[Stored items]
start
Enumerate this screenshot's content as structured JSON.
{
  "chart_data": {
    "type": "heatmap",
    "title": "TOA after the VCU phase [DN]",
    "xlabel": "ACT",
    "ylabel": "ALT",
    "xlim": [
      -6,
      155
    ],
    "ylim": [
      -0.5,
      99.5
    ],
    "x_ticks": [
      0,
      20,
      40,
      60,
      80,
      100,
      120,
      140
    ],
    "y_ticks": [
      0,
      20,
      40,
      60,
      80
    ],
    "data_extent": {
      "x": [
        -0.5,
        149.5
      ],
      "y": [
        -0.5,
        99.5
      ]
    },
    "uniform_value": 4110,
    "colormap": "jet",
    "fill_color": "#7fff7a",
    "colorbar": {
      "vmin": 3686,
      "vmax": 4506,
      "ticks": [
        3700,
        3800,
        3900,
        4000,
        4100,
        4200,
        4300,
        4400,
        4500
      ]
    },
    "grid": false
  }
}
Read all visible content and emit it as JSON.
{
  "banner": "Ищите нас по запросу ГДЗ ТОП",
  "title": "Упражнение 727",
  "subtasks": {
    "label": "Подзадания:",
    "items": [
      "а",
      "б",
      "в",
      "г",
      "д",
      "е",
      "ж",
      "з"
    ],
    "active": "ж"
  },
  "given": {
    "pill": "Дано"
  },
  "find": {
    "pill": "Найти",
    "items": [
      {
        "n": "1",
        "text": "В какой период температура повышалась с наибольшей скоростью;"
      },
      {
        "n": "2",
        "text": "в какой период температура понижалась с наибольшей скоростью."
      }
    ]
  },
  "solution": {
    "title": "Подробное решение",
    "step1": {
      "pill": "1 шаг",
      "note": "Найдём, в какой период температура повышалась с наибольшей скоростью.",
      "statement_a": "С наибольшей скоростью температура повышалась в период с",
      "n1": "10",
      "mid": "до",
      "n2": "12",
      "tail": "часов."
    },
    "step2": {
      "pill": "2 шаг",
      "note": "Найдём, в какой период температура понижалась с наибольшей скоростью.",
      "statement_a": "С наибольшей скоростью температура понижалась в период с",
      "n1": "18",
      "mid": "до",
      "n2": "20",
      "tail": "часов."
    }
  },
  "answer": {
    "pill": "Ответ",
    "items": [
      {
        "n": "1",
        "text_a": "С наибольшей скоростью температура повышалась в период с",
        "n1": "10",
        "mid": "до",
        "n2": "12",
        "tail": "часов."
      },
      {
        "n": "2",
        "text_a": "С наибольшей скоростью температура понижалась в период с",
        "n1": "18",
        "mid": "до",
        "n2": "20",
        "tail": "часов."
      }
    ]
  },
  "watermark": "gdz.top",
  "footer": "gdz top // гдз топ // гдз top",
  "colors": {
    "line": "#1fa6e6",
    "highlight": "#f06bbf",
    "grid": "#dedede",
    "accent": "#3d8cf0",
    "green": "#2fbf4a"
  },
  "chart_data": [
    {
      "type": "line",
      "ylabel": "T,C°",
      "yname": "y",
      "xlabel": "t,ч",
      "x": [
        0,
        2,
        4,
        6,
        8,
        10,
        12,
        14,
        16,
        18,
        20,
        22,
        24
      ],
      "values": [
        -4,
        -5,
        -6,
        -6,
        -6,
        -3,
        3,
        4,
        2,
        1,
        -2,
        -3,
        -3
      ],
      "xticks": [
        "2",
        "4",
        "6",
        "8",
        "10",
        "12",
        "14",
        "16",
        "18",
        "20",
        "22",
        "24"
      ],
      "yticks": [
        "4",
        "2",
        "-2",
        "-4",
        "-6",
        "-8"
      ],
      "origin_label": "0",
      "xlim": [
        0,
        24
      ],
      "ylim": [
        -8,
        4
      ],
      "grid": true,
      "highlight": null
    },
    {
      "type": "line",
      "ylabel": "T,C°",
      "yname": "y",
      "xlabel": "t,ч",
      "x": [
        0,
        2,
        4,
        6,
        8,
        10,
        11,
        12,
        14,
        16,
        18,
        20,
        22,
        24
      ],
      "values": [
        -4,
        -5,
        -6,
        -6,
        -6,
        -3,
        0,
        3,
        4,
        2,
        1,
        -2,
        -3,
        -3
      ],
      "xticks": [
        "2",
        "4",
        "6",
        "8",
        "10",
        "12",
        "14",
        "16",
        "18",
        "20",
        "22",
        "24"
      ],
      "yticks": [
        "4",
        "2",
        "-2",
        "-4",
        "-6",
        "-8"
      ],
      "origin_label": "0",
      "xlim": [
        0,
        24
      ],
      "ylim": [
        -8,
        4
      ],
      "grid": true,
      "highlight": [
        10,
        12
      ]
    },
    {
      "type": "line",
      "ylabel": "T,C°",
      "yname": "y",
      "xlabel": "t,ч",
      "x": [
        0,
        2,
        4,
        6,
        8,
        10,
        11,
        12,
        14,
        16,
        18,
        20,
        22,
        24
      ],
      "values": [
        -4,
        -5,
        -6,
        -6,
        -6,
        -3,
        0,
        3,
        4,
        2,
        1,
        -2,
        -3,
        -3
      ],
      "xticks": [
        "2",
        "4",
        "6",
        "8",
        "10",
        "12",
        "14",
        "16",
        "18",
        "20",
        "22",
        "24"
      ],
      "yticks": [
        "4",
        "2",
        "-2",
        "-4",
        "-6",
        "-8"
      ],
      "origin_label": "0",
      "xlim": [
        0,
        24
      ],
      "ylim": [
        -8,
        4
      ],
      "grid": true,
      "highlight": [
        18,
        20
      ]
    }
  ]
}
end
• DIRECTIVE
Wherever "pill" shows up in a line, copy that line.

• ANSWER TO THIS TASK
    "pill": "Дано"
    "pill": "Найти",
      "pill": "1 шаг",
      "pill": "2 шаг",
    "pill": "Ответ",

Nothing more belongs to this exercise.